- Problem to solve
Extract each record and reproduce it exactly.

BEGIN Listed entries

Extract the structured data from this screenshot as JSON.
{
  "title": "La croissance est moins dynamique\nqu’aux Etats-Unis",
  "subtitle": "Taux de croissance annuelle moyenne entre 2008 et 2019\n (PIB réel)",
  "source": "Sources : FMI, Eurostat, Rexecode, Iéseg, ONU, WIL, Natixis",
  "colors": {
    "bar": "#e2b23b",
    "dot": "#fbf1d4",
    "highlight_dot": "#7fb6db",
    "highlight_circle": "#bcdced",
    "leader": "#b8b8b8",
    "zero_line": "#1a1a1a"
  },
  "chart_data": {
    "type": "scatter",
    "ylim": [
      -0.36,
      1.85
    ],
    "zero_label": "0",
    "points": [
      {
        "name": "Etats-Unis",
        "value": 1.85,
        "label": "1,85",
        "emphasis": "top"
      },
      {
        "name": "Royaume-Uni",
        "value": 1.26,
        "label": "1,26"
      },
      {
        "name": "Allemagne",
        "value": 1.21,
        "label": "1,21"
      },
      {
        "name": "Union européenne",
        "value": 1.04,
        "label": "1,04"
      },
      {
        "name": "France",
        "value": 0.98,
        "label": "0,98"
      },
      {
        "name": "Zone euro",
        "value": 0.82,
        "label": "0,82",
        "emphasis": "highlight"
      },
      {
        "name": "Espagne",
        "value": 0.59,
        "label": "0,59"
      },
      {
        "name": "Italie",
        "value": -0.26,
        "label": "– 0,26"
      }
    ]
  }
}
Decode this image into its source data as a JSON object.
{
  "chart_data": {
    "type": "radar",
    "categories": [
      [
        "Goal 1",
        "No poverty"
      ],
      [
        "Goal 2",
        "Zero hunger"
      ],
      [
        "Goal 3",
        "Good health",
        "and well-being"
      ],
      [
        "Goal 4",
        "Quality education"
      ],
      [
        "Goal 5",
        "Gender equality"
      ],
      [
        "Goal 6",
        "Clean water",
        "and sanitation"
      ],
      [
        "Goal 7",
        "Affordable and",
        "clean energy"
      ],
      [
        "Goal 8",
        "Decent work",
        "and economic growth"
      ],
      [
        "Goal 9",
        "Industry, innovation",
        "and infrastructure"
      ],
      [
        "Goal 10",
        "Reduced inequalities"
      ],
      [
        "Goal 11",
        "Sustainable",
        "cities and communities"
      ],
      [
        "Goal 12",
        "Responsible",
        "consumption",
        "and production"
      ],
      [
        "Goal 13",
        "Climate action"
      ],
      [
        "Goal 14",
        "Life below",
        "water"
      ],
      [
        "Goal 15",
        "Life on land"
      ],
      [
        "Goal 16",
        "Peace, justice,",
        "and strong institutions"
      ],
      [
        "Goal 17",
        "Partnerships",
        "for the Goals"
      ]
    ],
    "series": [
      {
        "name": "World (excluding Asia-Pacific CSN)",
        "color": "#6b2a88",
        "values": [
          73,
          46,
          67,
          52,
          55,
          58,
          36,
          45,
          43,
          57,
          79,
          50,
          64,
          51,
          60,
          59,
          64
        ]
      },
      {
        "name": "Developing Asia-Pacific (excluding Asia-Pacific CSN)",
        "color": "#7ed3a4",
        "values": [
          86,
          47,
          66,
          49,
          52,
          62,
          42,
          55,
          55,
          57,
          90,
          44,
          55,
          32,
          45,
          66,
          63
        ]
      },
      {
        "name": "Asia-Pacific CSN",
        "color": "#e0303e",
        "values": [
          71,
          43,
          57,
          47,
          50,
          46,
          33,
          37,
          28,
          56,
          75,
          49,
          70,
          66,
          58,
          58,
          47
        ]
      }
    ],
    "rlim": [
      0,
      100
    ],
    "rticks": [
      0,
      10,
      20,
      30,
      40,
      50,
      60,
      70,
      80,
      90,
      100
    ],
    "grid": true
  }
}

END Listed entries

- Solution for this exercise
Extract the structured data from this screenshot as JSON.
{
  "title": "La croissance est moins dynamique\nqu’aux Etats-Unis",
  "subtitle": "Taux de croissance annuelle moyenne entre 2008 et 2019\n (PIB réel)",
  "source": "Sources : FMI, Eurostat, Rexecode, Iéseg, ONU, WIL, Natixis",
  "colors": {
    "bar": "#e2b23b",
    "dot": "#fbf1d4",
    "highlight_dot": "#7fb6db",
    "highlight_circle": "#bcdced",
    "leader": "#b8b8b8",
    "zero_line": "#1a1a1a"
  },
  "chart_data": {
    "type": "scatter",
    "ylim": [
      -0.36,
      1.85
    ],
    "zero_label": "0",
    "points": [
      {
        "name": "Etats-Unis",
        "value": 1.85,
        "label": "1,85",
        "emphasis": "top"
      },
      {
        "name": "Royaume-Uni",
        "value": 1.26,
        "label": "1,26"
      },
      {
        "name": "Allemagne",
        "value": 1.21,
        "label": "1,21"
      },
      {
        "name": "Union européenne",
        "value": 1.04,
        "label": "1,04"
      },
      {
        "name": "France",
        "value": 0.98,
        "label": "0,98"
      },
      {
        "name": "Zone euro",
        "value": 0.82,
        "label": "0,82",
        "emphasis": "highlight"
      },
      {
        "name": "Espagne",
        "value": 0.59,
        "label": "0,59"
      },
      {
        "name": "Italie",
        "value": -0.26,
        "label": "– 0,26"
      }
    ]
  }
}
Decode this image into its source data as a JSON object.
{
  "chart_data": {
    "type": "radar",
    "categories": [
      [
        "Goal 1",
        "No poverty"
      ],
      [
        "Goal 2",
        "Zero hunger"
      ],
      [
        "Goal 3",
        "Good health",
        "and well-being"
      ],
      [
        "Goal 4",
        "Quality education"
      ],
      [
        "Goal 5",
        "Gender equality"
      ],
      [
        "Goal 6",
        "Clean water",
        "and sanitation"
      ],
      [
        "Goal 7",
        "Affordable and",
        "clean energy"
      ],
      [
        "Goal 8",
        "Decent work",
        "and economic growth"
      ],
      [
        "Goal 9",
        "Industry, innovation",
        "and infrastructure"
      ],
      [
        "Goal 10",
        "Reduced inequalities"
      ],
      [
        "Goal 11",
        "Sustainable",
        "cities and communities"
      ],
      [
        "Goal 12",
        "Responsible",
        "consumption",
        "and production"
      ],
      [
        "Goal 13",
        "Climate action"
      ],
      [
        "Goal 14",
        "Life below",
        "water"
      ],
      [
        "Goal 15",
        "Life on land"
      ],
      [
        "Goal 16",
        "Peace, justice,",
        "and strong institutions"
      ],
      [
        "Goal 17",
        "Partnerships",
        "for the Goals"
      ]
    ],
    "series": [
      {
        "name": "World (excluding Asia-Pacific CSN)",
        "color": "#6b2a88",
        "values": [
          73,
          46,
          67,
          52,
          55,
          58,
          36,
          45,
          43,
          57,
          79,
          50,
          64,
          51,
          60,
          59,
          64
        ]
      },
      {
        "name": "Developing Asia-Pacific (excluding Asia-Pacific CSN)",
        "color": "#7ed3a4",
        "values": [
          86,
          47,
          66,
          49,
          52,
          62,
          42,
          55,
          55,
          57,
          90,
          44,
          55,
          32,
          45,
          66,
          63
        ]
      },
      {
        "name": "Asia-Pacific CSN",
        "color": "#e0303e",
        "values": [
          71,
          43,
          57,
          47,
          50,
          46,
          33,
          37,
          28,
          56,
          75,
          49,
          70,
          66,
          58,
          58,
          47
        ]
      }
    ],
    "rlim": [
      0,
      100
    ],
    "rticks": [
      0,
      10,
      20,
      30,
      40,
      50,
      60,
      70,
      80,
      90,
      100
    ],
    "grid": true
  }
}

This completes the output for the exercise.